## BEGIN

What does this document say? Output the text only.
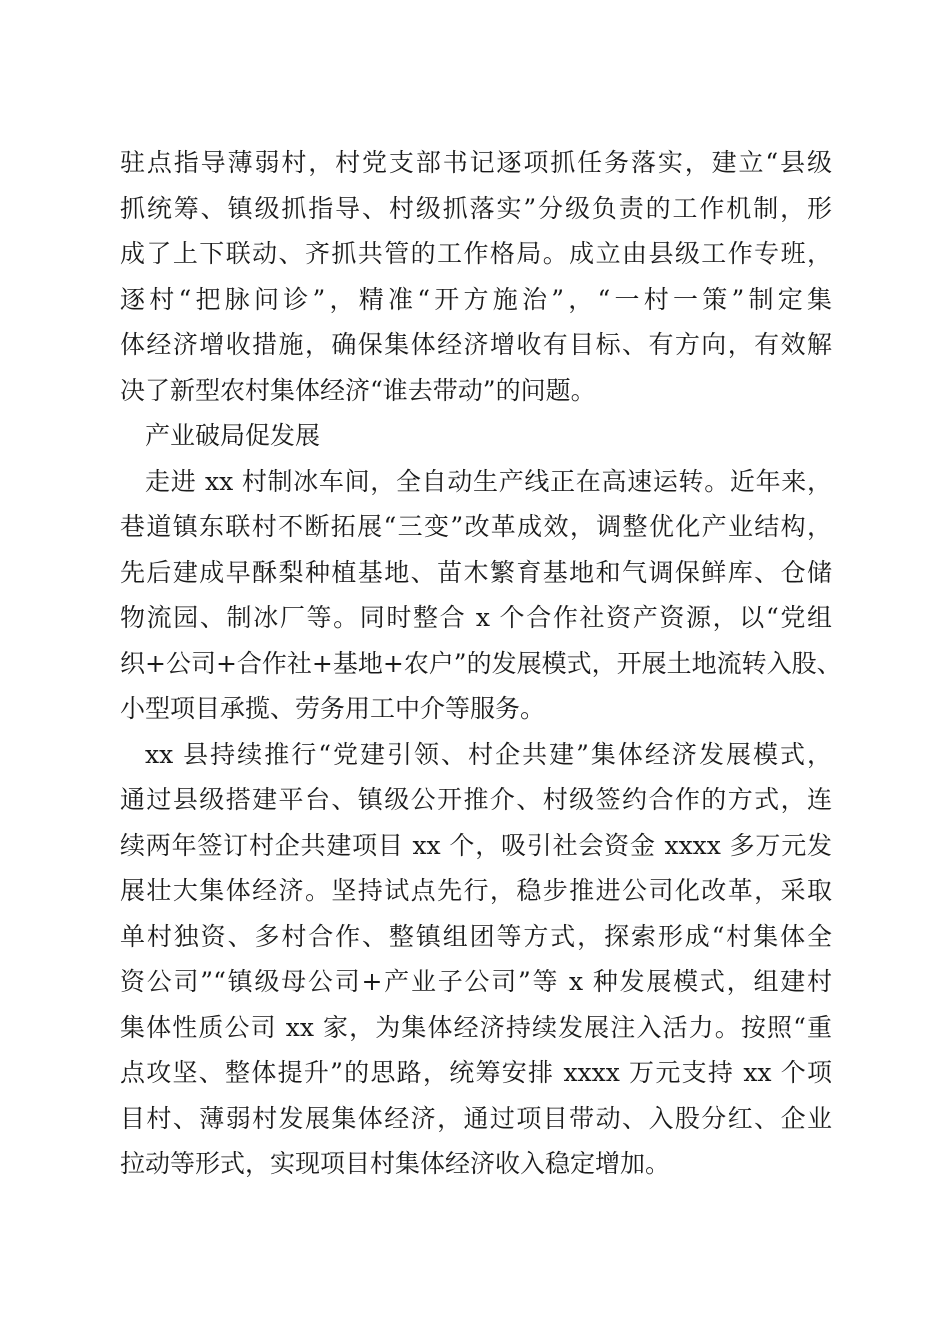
驻点指导薄弱村，村党支部书记逐项抓任务落实，建立“县级
抓统筹、镇级抓指导、村级抓落实”分级负责的工作机制，形
成了上下联动、齐抓共管的工作格局。成立由县级工作专班，
逐村“把脉问诊”，精准“开方施治”，“一村一策”制定集
体经济增收措施，确保集体经济增收有目标、有方向，有效解
决了新型农村集体经济“谁去带动”的问题。
产业破局促发展
走进 xx 村制冰车间，全自动生产线正在高速运转。近年来，
巷道镇东联村不断拓展“三变”改革成效，调整优化产业结构，
先后建成早酥梨种植基地、苗木繁育基地和气调保鲜库、仓储
物流园、制冰厂等。同时整合 x 个合作社资产资源，以“党组
织+公司+合作社+基地+农户”的发展模式，开展土地流转入股、
小型项目承揽、劳务用工中介等服务。
xx 县持续推行“党建引领、村企共建”集体经济发展模式，
通过县级搭建平台、镇级公开推介、村级签约合作的方式，连
续两年签订村企共建项目 xx 个，吸引社会资金 xxxx 多万元发
展壮大集体经济。坚持试点先行，稳步推进公司化改革，采取
单村独资、多村合作、整镇组团等方式，探索形成“村集体全
资公司”“镇级母公司+产业子公司”等 x 种发展模式，组建村
集体性质公司 xx 家，为集体经济持续发展注入活力。按照“重
点攻坚、整体提升”的思路，统筹安排 xxxx 万元支持 xx 个项
目村、薄弱村发展集体经济，通过项目带动、入股分红、企业
拉动等形式，实现项目村集体经济收入稳定增加。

## END

EXERCISE AIM:
Which lines hold the word "xxxx"? Copy all of them.

COMPLETED EXERCISE:
续两年签订村企共建项目 xx 个，吸引社会资金 xxxx 多万元发
点攻坚、整体提升”的思路，统筹安排 xxxx 万元支持 xx 个项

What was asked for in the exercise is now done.